(PROVIDED INFORMATION)
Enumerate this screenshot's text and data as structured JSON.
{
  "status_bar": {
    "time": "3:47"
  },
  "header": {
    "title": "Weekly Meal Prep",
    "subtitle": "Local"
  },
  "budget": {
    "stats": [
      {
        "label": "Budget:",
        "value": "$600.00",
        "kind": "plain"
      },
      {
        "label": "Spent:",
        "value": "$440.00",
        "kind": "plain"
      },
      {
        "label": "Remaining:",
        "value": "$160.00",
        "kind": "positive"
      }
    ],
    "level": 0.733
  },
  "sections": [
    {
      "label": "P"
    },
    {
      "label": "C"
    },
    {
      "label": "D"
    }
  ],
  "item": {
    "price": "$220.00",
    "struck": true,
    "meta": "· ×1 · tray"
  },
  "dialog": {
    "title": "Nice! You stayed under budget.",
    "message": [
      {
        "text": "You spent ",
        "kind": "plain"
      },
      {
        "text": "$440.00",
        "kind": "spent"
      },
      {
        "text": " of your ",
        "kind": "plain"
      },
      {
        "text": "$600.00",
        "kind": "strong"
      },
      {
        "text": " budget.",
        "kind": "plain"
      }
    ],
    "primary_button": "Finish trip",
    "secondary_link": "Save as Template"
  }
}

---

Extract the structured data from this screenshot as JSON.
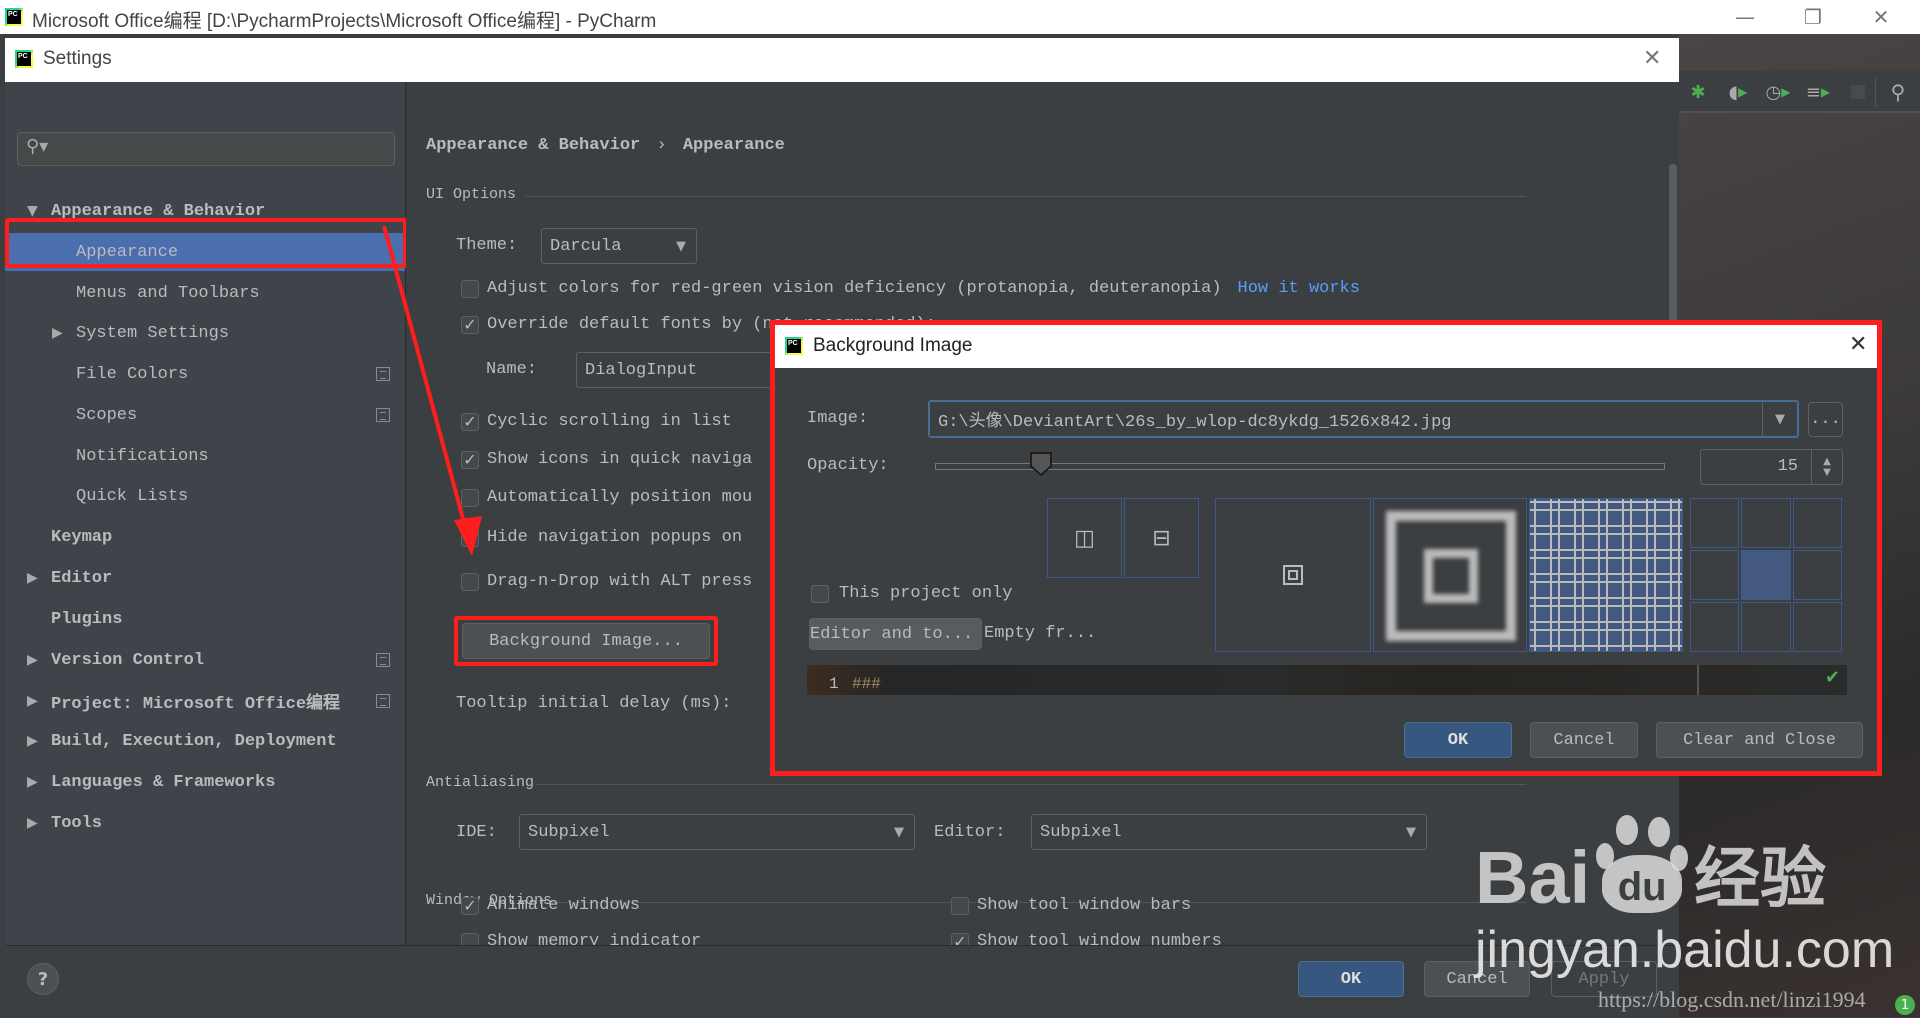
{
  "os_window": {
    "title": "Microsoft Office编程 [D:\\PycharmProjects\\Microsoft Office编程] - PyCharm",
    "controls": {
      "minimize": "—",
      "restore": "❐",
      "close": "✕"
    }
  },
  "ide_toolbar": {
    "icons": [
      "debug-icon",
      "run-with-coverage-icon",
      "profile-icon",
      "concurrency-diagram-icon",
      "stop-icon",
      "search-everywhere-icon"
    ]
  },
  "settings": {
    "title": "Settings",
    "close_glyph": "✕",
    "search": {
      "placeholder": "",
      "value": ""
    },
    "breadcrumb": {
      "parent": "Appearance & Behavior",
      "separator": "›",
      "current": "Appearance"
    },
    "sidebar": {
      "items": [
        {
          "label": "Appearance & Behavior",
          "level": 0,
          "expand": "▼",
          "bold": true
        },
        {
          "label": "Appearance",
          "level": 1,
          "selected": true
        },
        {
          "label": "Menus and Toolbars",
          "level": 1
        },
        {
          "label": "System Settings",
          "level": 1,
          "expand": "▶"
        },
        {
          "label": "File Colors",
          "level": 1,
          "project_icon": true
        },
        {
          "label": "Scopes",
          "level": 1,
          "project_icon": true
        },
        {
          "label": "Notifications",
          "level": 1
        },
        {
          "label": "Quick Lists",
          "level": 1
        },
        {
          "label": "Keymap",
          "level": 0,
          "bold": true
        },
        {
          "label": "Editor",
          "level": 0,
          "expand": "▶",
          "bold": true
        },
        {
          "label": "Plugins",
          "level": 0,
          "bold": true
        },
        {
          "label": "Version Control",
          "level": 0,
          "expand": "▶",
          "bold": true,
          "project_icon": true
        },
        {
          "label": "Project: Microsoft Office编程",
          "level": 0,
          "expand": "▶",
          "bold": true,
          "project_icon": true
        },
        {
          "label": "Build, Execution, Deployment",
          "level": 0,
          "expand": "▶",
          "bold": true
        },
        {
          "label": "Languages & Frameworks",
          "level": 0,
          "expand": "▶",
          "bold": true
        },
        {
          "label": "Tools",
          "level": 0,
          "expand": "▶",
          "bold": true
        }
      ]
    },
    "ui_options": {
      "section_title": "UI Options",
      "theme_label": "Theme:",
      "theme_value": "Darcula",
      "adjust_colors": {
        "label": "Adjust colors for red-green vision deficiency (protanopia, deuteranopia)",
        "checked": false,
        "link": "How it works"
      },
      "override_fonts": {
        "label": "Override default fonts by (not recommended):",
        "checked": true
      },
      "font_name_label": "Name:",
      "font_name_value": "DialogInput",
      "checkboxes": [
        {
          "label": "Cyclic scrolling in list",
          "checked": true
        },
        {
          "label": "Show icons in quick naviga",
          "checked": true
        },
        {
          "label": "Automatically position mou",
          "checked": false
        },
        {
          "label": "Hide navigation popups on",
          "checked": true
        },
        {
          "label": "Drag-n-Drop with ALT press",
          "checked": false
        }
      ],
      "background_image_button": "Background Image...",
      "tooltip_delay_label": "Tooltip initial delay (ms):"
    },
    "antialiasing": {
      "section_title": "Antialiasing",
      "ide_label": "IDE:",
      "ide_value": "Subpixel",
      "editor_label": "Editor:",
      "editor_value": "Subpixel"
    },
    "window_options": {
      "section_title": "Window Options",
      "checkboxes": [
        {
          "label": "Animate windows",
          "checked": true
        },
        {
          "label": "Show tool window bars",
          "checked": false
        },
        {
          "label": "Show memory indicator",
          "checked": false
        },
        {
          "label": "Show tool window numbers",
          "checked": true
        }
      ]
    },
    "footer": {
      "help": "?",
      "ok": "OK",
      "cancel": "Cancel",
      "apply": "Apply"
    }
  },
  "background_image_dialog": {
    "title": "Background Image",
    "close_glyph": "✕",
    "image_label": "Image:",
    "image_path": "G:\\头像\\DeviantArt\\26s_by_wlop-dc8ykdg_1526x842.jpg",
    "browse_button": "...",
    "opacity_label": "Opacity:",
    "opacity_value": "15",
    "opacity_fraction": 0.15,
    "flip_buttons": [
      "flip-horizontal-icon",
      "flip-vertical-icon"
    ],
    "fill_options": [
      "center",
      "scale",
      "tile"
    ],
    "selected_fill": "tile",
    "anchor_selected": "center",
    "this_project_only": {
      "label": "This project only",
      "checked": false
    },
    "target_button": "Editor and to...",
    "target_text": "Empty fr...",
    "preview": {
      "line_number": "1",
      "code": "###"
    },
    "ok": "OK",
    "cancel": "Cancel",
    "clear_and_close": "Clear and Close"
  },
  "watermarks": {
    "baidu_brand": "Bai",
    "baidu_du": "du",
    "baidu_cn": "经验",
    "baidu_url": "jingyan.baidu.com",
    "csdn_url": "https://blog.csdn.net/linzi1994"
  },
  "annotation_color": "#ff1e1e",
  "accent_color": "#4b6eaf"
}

(PROBLEM TO SOLVE) A line counts if it holds the word "Microsoft". How many lines of the entries count? Give the number only.

(RESULT OF THE TASK) 2